**Input material:**
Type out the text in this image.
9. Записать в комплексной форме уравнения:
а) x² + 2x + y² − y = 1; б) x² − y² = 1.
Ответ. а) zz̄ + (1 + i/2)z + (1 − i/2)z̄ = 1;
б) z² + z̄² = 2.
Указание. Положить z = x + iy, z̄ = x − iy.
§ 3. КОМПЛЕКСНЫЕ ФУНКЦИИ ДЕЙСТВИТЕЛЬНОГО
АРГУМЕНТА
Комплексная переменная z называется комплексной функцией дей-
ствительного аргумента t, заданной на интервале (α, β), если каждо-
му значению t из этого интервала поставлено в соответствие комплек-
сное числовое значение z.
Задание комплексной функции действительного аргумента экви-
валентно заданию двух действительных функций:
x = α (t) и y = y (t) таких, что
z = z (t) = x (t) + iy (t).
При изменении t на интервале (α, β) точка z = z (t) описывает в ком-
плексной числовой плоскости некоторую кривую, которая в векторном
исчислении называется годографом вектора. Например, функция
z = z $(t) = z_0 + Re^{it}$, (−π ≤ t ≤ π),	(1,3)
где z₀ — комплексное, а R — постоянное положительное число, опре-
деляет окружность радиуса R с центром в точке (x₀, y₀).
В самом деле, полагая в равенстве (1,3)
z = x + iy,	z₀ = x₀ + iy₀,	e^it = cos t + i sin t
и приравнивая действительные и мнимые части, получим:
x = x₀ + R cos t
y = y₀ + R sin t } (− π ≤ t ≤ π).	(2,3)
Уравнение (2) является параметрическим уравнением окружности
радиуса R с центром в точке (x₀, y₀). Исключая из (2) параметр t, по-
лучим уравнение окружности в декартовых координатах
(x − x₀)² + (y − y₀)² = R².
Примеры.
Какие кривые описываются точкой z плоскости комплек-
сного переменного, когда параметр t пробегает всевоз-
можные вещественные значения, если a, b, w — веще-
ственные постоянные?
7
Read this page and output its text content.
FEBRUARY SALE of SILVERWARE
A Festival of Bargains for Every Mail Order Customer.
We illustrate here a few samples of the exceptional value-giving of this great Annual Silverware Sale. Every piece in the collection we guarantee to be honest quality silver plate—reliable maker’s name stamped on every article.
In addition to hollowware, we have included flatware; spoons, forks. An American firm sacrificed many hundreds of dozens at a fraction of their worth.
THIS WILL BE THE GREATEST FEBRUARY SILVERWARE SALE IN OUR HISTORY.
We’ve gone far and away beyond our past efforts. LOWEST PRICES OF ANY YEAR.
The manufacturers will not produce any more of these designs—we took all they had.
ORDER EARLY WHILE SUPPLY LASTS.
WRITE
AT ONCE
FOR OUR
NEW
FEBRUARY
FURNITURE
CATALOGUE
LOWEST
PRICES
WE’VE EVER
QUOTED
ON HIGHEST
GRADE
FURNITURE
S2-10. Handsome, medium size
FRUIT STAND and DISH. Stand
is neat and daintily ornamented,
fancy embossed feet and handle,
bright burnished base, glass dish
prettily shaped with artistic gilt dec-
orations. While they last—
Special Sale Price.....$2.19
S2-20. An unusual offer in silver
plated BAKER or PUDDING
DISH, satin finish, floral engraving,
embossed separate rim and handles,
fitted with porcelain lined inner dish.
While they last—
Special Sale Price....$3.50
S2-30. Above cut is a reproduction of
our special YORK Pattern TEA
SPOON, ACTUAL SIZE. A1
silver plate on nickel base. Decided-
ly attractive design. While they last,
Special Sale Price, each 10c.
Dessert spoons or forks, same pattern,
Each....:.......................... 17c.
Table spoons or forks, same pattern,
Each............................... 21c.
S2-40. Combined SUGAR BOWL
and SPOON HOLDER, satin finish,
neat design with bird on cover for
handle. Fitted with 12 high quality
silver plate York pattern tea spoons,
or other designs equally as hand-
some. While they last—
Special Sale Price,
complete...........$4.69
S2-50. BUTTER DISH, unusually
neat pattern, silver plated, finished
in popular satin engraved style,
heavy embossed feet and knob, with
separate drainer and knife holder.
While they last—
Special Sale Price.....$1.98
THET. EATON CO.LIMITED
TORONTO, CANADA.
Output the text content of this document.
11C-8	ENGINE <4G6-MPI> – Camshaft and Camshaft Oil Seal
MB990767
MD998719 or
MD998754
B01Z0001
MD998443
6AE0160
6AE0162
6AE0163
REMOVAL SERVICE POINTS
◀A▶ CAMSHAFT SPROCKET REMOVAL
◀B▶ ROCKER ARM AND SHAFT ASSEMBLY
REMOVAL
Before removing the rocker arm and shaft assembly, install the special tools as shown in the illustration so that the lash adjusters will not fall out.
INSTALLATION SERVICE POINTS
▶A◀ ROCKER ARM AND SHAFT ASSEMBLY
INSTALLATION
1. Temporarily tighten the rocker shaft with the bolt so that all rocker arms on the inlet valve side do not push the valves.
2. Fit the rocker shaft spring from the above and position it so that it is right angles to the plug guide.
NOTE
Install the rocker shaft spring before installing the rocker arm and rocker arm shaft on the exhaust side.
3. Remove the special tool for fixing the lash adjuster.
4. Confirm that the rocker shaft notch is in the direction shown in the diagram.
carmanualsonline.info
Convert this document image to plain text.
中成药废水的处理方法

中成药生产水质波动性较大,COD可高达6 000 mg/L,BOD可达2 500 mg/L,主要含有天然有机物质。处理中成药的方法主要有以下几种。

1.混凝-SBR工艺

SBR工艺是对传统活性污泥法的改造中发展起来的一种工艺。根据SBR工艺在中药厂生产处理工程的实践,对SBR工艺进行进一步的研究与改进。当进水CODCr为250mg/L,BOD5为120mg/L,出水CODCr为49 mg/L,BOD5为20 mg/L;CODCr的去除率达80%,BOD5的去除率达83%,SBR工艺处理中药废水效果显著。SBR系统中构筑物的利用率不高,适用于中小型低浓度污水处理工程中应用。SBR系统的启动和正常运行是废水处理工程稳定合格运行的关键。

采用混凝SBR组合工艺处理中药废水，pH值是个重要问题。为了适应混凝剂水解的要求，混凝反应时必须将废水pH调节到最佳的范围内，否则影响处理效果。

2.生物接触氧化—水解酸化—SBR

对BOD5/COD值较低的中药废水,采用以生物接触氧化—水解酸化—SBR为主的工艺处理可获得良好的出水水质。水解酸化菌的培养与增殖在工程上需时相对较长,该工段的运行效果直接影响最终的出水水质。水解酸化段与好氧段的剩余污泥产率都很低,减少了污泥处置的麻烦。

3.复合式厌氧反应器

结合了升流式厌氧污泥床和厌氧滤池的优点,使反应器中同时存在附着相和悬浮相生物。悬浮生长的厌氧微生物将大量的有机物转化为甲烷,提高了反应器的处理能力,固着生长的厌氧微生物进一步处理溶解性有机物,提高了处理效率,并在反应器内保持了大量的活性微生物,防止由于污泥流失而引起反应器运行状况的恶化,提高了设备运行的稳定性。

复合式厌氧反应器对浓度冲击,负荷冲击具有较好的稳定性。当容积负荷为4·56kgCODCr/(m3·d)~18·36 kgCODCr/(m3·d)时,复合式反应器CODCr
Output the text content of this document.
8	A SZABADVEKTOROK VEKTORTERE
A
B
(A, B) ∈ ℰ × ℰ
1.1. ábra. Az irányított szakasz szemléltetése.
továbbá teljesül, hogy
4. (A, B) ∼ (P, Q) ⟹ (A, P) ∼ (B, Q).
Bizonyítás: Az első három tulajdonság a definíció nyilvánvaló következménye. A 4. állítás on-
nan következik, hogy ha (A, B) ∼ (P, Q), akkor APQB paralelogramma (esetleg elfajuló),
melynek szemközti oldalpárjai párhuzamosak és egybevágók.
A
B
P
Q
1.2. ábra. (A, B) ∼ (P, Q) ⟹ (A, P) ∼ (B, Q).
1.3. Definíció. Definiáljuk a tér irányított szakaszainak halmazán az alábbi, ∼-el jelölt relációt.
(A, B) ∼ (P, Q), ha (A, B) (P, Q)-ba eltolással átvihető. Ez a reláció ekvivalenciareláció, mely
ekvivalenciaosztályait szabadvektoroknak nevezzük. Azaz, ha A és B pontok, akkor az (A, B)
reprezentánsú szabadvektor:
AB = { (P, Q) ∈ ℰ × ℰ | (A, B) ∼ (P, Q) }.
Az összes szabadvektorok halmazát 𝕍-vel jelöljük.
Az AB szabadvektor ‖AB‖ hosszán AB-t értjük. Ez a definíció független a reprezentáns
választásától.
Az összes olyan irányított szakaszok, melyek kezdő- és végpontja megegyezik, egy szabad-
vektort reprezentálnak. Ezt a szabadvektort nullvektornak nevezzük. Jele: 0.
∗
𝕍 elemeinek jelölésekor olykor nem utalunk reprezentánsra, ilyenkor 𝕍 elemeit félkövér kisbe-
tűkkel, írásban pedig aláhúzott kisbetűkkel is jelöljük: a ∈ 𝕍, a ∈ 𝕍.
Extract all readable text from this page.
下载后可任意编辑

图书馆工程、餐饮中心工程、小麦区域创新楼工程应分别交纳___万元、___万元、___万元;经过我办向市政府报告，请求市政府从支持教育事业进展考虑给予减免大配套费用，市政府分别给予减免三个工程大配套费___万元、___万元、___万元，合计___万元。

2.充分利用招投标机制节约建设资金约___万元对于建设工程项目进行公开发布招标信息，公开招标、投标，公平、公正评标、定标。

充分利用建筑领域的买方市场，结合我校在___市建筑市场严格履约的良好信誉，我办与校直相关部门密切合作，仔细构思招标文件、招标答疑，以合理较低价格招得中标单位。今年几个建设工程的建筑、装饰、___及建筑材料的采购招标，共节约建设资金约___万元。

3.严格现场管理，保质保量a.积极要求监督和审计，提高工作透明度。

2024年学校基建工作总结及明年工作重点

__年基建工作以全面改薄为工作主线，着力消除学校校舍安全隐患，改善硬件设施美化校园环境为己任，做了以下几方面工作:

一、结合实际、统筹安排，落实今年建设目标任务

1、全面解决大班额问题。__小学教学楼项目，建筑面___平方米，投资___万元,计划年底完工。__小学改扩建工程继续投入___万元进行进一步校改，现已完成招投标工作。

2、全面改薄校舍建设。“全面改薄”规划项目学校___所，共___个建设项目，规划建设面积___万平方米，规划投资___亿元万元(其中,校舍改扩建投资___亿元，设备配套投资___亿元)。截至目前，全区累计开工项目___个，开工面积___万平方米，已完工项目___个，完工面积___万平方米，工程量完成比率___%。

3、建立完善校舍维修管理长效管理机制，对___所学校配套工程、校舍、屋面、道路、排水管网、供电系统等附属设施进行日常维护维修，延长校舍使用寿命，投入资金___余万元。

**Work to complete:** Copy each line of the data that contains the word "радиуса".

**Reply to the task:**
деляет окружность радиуса R с центром в точке (x₀, y₀).
радиуса R с центром в точке (x₀, y₀). Исключая из (2) параметр t, по-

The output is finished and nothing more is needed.